## TEKS BACAAN
***
NEGERI PELATAH
Disuatu negeri
yang ada di salah satu gugusan pulau-pulau yang ada didunia ini. Dimana negeri
itu memiliki beragam-ragam gumapalan daging yang berisikan nyawa dan dapat
bergerak, bermasyarakat yang sangatlah beragam suku dan budaya yang terdoktrin
sebelum mereka lahir.
Negeri yang
mungkin tetesan surga, dimana negeri itu memiliki keaneka ragaman flora dan
fauna dan di amanahkan kepadanya keindahan lukisan oleh sang pencipta. Negeri
yang dulunya memiliki perjuangan yang sangat panjang sehingga dapat melepaskan
dirinya dari iming-iming belenggu ke-eropa-an yang sangatlah modern.
Negeri yang
mayoritas orangnya merupakan masyarakat adat yang mungkin masih mengingat
filosofi hidup yang mereka terima dari ajaran-ajaran adat mereka masing-masing.
Mungkin terlalu banyak yang tak dapat dituliskan oleh penulis untuk
menggambarkan betapa hebatnya negeri itu, ”karena sebuah keindahan tak dapat
tertuliskan dengan bahasa apapun yang dapat dipahami oleh manusia”.
Yah, itulah
Indonesia. Memang kata indonesia itu sendiri pun sebenarnya pemberian dari
bangsa asing yang diberikan kepada kumpulan gugusan pulau-pulau yang bersusun
secara sistematis sehingga mengatasnamakan dirinya sebagai negara kesatuan
republik indonesia.
***
## BAHAN YANG DIBERIKAN
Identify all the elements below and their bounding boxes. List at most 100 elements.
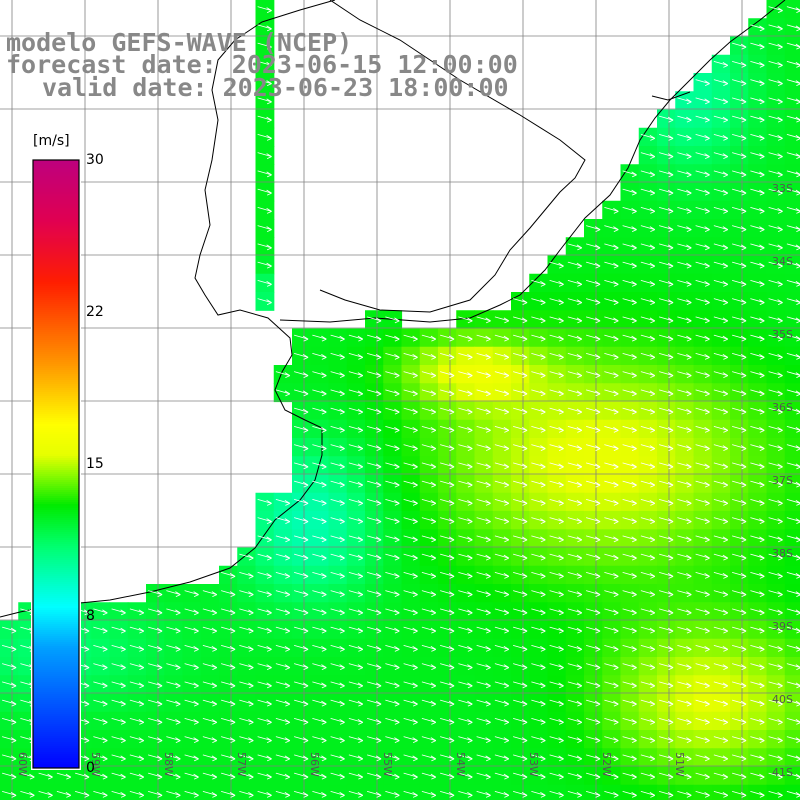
wind-arrow	[348, 389, 364, 397]
wind-arrow	[622, 444, 637, 452]
wind-cell	[730, 529, 749, 549]
wind-arrow	[458, 517, 473, 525]
wind-cell	[109, 638, 129, 658]
wind-cell	[310, 438, 330, 457]
wind-arrow	[622, 425, 637, 433]
wind-cell	[766, 456, 786, 476]
wind-arrow	[567, 334, 583, 342]
wind-cell	[18, 784, 38, 800]
wind-cell	[365, 657, 384, 676]
wind-arrow	[385, 681, 400, 689]
wind-cell	[529, 273, 549, 293]
wind-arrow	[677, 133, 692, 141]
wind-cell	[456, 565, 476, 585]
wind-cell	[182, 693, 202, 713]
wind-cell	[255, 109, 275, 129]
wind-arrow	[330, 444, 345, 452]
wind-arrow	[403, 517, 418, 525]
wind-arrow	[403, 681, 418, 689]
wind-arrow	[659, 371, 674, 379]
wind-cell	[200, 748, 220, 768]
wind-arrow	[786, 115, 800, 123]
wind-cell	[474, 766, 494, 786]
wind-cell	[766, 127, 786, 147]
wind-cell	[456, 456, 476, 476]
wind-arrow	[586, 407, 601, 415]
wind-arrow	[531, 626, 546, 634]
wind-cell	[693, 693, 713, 713]
wind-arrow	[695, 480, 710, 488]
wind-arrow	[257, 736, 272, 744]
wind-cell	[584, 346, 603, 366]
wind-cell	[602, 474, 622, 494]
wind-cell	[438, 766, 457, 786]
wind-cell	[346, 474, 366, 494]
wind-cell	[511, 401, 530, 421]
wind-cell	[675, 237, 695, 257]
wind-arrow	[294, 498, 309, 506]
wind-arrow	[677, 352, 692, 360]
wind-cell	[419, 784, 439, 800]
wind-arrow	[659, 626, 674, 634]
wind-arrow	[312, 663, 327, 671]
wind-arrow	[440, 790, 455, 798]
wind-arrow	[513, 590, 528, 598]
latitude-label: 40S	[772, 693, 793, 706]
wind-cell	[657, 401, 676, 421]
wind-cell	[511, 474, 530, 494]
wind-cell	[200, 784, 220, 800]
wind-arrow	[659, 261, 674, 269]
wind-cell	[711, 401, 731, 421]
wind-arrow	[2, 699, 17, 707]
wind-arrow	[93, 644, 108, 652]
wind-cell	[675, 346, 695, 366]
wind-arrow	[494, 316, 510, 324]
wind-arrow	[403, 790, 418, 798]
wind-arrow	[385, 407, 400, 415]
wind-arrow	[421, 754, 437, 762]
wind-arrow	[403, 389, 418, 397]
wind-cell	[675, 292, 695, 311]
wind-arrow	[531, 772, 546, 780]
wind-arrow	[750, 170, 765, 178]
wind-arrow	[385, 626, 400, 634]
wind-arrow	[294, 444, 309, 452]
wind-arrow	[221, 590, 236, 598]
wind-cell	[657, 237, 676, 257]
wind-cell	[401, 748, 421, 768]
wind-arrow	[275, 608, 291, 616]
wind-arrow	[659, 699, 674, 707]
wind-cell	[766, 18, 786, 38]
wind-arrow	[440, 681, 455, 689]
wind-cell	[456, 511, 476, 530]
wind-cell	[657, 766, 676, 786]
wind-cell	[109, 711, 129, 731]
wind-cell	[766, 328, 786, 348]
wind-arrow	[567, 298, 583, 306]
wind-arrow	[750, 298, 765, 306]
wind-arrow	[257, 152, 272, 160]
wind-arrow	[257, 24, 272, 32]
wind-arrow	[440, 352, 455, 360]
colorbar-tick-8: 8	[86, 608, 95, 624]
wind-cell	[620, 237, 640, 257]
wind-arrow	[549, 736, 564, 744]
wind-cell	[200, 711, 220, 731]
wind-arrow	[622, 626, 637, 634]
wind-cell	[766, 474, 786, 494]
wind-cell	[383, 401, 403, 421]
wind-cell	[730, 638, 749, 658]
wind-cell	[273, 565, 293, 585]
wind-arrow	[257, 170, 272, 178]
wind-arrow	[348, 608, 364, 616]
wind-arrow	[659, 389, 674, 397]
wind-cell	[255, 54, 275, 74]
wind-arrow	[768, 6, 783, 14]
wind-cell	[219, 730, 238, 749]
wind-cell	[784, 346, 800, 366]
wind-cell	[492, 346, 512, 366]
wind-arrow	[239, 663, 254, 671]
wind-cell	[328, 565, 348, 585]
wind-cell	[766, 383, 786, 403]
wind-arrow	[695, 644, 710, 652]
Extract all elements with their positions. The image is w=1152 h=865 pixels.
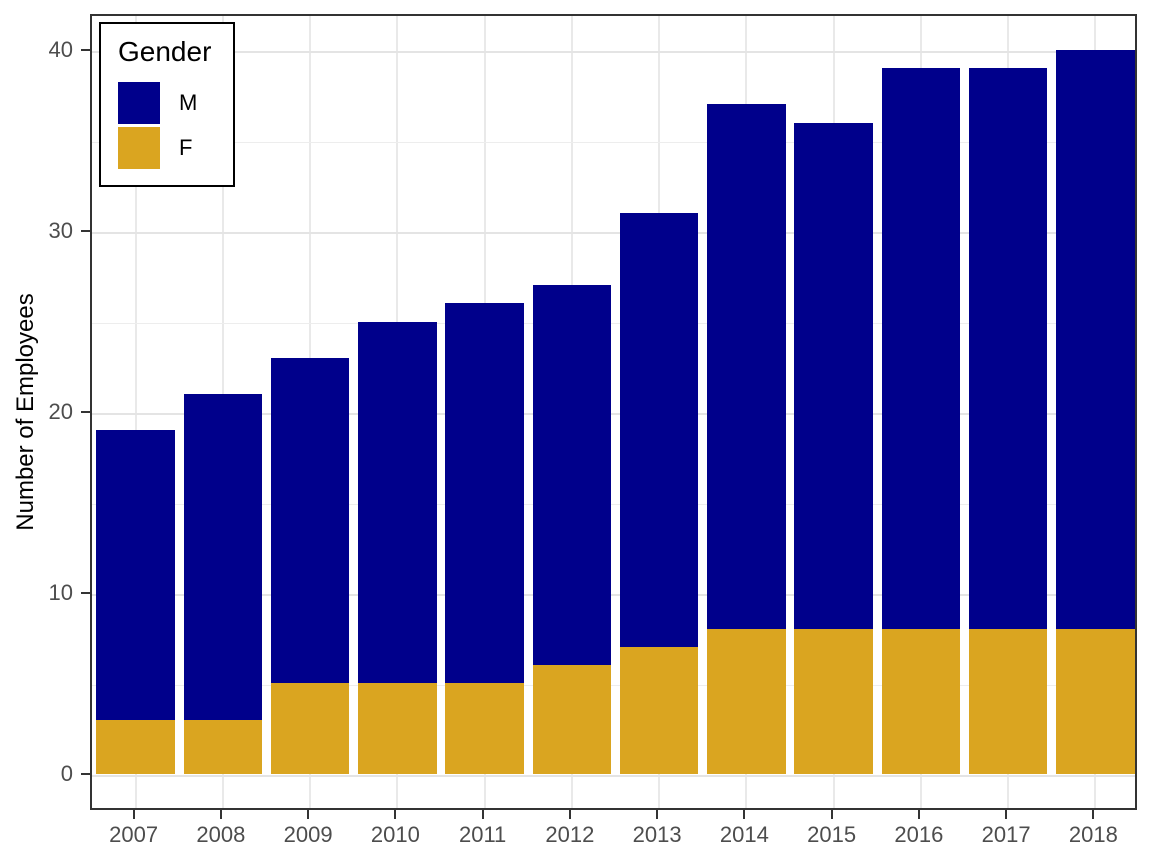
***
## SOAL DAN TUGAS
#1 Menurut teks tentang negeri pelatah, dari siapa sebenarnya kata Indonesia itu berasal?
#2 Pada catatan, ganti "wind-arrow" dengan "wind-vector" mulai dari baris yang memuat "389, 364, 397]" sampai baris yang memuat "237, 676, 257]". Tuliskan kembali hanya baris-baris tersebut tanpa perubahan lain.

## PEMBAHASAN TIAP SOAL
#1 Kata Indonesia sebenarnya pemberian dari bangsa asing.

#2
wind-vector	[348, 389, 364, 397]
wind-vector	[622, 444, 637, 452]
wind-cell	[730, 529, 749, 549]
wind-vector	[458, 517, 473, 525]
wind-cell	[109, 638, 129, 658]
wind-cell	[310, 438, 330, 457]
wind-vector	[622, 425, 637, 433]
wind-cell	[766, 456, 786, 476]
wind-vector	[567, 334, 583, 342]
wind-cell	[18, 784, 38, 800]
wind-cell	[365, 657, 384, 676]
wind-vector	[385, 681, 400, 689]
wind-cell	[529, 273, 549, 293]
wind-vector	[677, 133, 692, 141]
wind-cell	[456, 565, 476, 585]
wind-cell	[182, 693, 202, 713]
wind-cell	[255, 109, 275, 129]
wind-vector	[330, 444, 345, 452]
wind-vector	[403, 517, 418, 525]
wind-vector	[403, 681, 418, 689]
wind-vector	[659, 371, 674, 379]
wind-cell	[200, 748, 220, 768]
wind-vector	[786, 115, 800, 123]
wind-cell	[474, 766, 494, 786]
wind-cell	[766, 127, 786, 147]
wind-cell	[456, 456, 476, 476]
wind-vector	[586, 407, 601, 415]
wind-vector	[531, 626, 546, 634]
wind-cell	[693, 693, 713, 713]
wind-vector	[695, 480, 710, 488]
wind-vector	[257, 736, 272, 744]
wind-cell	[584, 346, 603, 366]
wind-cell	[602, 474, 622, 494]
wind-cell	[438, 766, 457, 786]
wind-cell	[346, 474, 366, 494]
wind-cell	[511, 401, 530, 421]
wind-cell	[675, 237, 695, 257]
wind-vector	[294, 498, 309, 506]
wind-vector	[677, 352, 692, 360]
wind-cell	[419, 784, 439, 800]
wind-vector	[659, 626, 674, 634]
wind-vector	[312, 663, 327, 671]
wind-vector	[440, 790, 455, 798]
wind-vector	[513, 590, 528, 598]
latitude-label: 40S	[772, 693, 793, 706]
wind-cell	[657, 401, 676, 421]
wind-cell	[511, 474, 530, 494]
wind-cell	[200, 784, 220, 800]
wind-vector	[659, 261, 674, 269]
wind-cell	[711, 401, 731, 421]
wind-vector	[2, 699, 17, 707]
wind-vector	[93, 644, 108, 652]
wind-cell	[675, 346, 695, 366]
wind-vector	[494, 316, 510, 324]
wind-vector	[403, 790, 418, 798]
wind-vector	[385, 407, 400, 415]
wind-vector	[421, 754, 437, 762]
wind-vector	[403, 389, 418, 397]
wind-cell	[675, 292, 695, 311]
wind-vector	[531, 772, 546, 780]
wind-vector	[750, 170, 765, 178]
wind-vector	[385, 626, 400, 634]
wind-vector	[294, 444, 309, 452]
wind-vector	[221, 590, 236, 598]
wind-cell	[657, 237, 676, 257]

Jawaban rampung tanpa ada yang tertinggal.